--- start MATERIAL PROVIDED ---
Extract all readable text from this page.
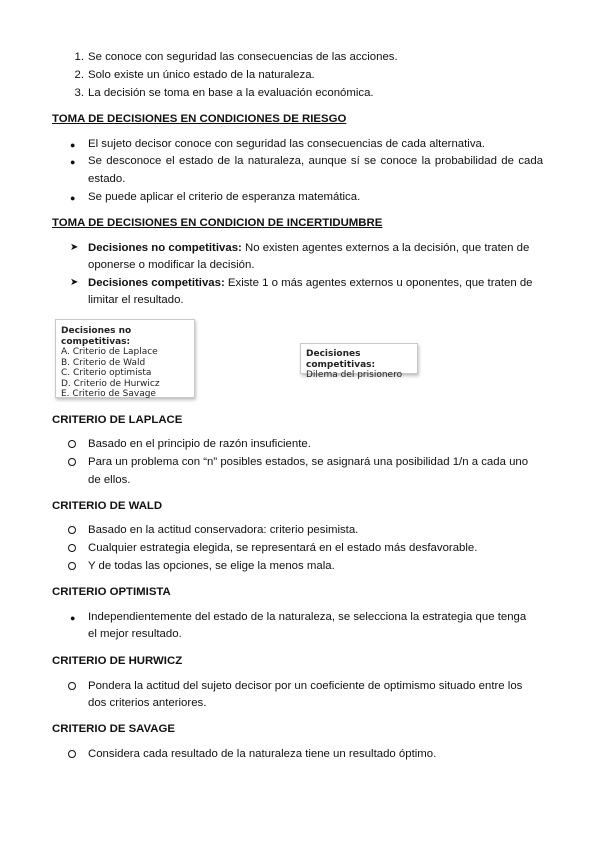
1. Se conoce con seguridad las consecuencias de las acciones.
2. Solo existe un único estado de la naturaleza.
3. La decisión se toma en base a la evaluación económica.
TOMA DE DECISIONES EN CONDICIONES DE RIESGO
● El sujeto decisor conoce con seguridad las consecuencias de cada alternativa.
● Se desconoce el estado de la naturaleza, aunque sí se conoce la probabilidad de cada
estado.
● Se puede aplicar el criterio de esperanza matemática.
TOMA DE DECISIONES EN CONDICION DE INCERTIDUMBRE
➤ Decisiones no competitivas: No existen agentes externos a la decisión, que traten de
oponerse o modificar la decisión.
➤ Decisiones competitivas: Existe 1 o más agentes externos u oponentes, que traten de
limitar el resultado.
Decisiones no competitivas:
A. Criterio de Laplace
B. Criterio de Wald
C. Criterio optimista
D. Criterio de Hurwicz
E. Criterio de Savage
Decisiones competitivas:
Dilema del prisionero
CRITERIO DE LAPLACE
Basado en el principio de razón insuficiente.
Para un problema con “n” posibles estados, se asignará una posibilidad 1/n a cada uno
de ellos.
CRITERIO DE WALD
Basado en la actitud conservadora: criterio pesimista.
Cualquier estrategia elegida, se representará en el estado más desfavorable.
Y de todas las opciones, se elige la menos mala.
CRITERIO OPTIMISTA
● Independientemente del estado de la naturaleza, se selecciona la estrategia que tenga
el mejor resultado.
CRITERIO DE HURWICZ
Pondera la actitud del sujeto decisor por un coeficiente de optimismo situado entre los
dos criterios anteriores.
CRITERIO DE SAVAGE
Considera cada resultado de la naturaleza tiene un resultado óptimo.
--- end MATERIAL PROVIDED ---
_STATED EXERCISE_. Leave the pictures out and print the records above exactly as they stand.

_RESULT OF THE EXERCISE_.
Extract all readable text from this page.
1. Se conoce con seguridad las consecuencias de las acciones.
2. Solo existe un único estado de la naturaleza.
3. La decisión se toma en base a la evaluación económica.
TOMA DE DECISIONES EN CONDICIONES DE RIESGO
● El sujeto decisor conoce con seguridad las consecuencias de cada alternativa.
● Se desconoce el estado de la naturaleza, aunque sí se conoce la probabilidad de cada
estado.
● Se puede aplicar el criterio de esperanza matemática.
TOMA DE DECISIONES EN CONDICION DE INCERTIDUMBRE
➤ Decisiones no competitivas: No existen agentes externos a la decisión, que traten de
oponerse o modificar la decisión.
➤ Decisiones competitivas: Existe 1 o más agentes externos u oponentes, que traten de
limitar el resultado.
Decisiones no competitivas:
A. Criterio de Laplace
B. Criterio de Wald
C. Criterio optimista
D. Criterio de Hurwicz
E. Criterio de Savage
Decisiones competitivas:
Dilema del prisionero
CRITERIO DE LAPLACE
Basado en el principio de razón insuficiente.
Para un problema con “n” posibles estados, se asignará una posibilidad 1/n a cada uno
de ellos.
CRITERIO DE WALD
Basado en la actitud conservadora: criterio pesimista.
Cualquier estrategia elegida, se representará en el estado más desfavorable.
Y de todas las opciones, se elige la menos mala.
CRITERIO OPTIMISTA
● Independientemente del estado de la naturaleza, se selecciona la estrategia que tenga
el mejor resultado.
CRITERIO DE HURWICZ
Pondera la actitud del sujeto decisor por un coeficiente de optimismo situado entre los
dos criterios anteriores.
CRITERIO DE SAVAGE
Considera cada resultado de la naturaleza tiene un resultado óptimo.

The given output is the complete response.